Task to carry out: Look through the records that follow. Copy every line containing the word "triangle".

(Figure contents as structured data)

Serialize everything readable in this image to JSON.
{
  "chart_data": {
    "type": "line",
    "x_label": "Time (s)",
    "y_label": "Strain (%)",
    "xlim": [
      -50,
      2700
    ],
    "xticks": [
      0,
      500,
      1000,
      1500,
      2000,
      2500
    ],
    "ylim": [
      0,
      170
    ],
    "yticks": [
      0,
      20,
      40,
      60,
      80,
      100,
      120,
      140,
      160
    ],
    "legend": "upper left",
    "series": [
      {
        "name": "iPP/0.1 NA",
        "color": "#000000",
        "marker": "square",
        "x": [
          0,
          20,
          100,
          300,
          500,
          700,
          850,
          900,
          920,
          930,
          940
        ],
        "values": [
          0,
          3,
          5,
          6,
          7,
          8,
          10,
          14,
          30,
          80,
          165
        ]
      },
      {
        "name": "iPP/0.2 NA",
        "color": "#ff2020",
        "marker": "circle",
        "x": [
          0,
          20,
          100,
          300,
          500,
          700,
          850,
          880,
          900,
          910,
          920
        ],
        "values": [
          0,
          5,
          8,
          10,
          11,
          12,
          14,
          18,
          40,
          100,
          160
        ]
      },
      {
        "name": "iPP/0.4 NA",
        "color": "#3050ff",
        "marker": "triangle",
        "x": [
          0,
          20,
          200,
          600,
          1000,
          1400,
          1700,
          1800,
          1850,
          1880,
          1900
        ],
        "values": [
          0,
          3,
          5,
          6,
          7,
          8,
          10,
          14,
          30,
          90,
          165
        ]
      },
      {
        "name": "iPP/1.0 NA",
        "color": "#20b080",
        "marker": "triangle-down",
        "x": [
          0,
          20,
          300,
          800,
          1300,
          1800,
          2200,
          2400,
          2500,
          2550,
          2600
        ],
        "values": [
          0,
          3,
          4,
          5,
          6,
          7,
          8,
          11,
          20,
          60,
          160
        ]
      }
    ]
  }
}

Exercise response:
        "marker": "triangle",
        "marker": "triangle-down",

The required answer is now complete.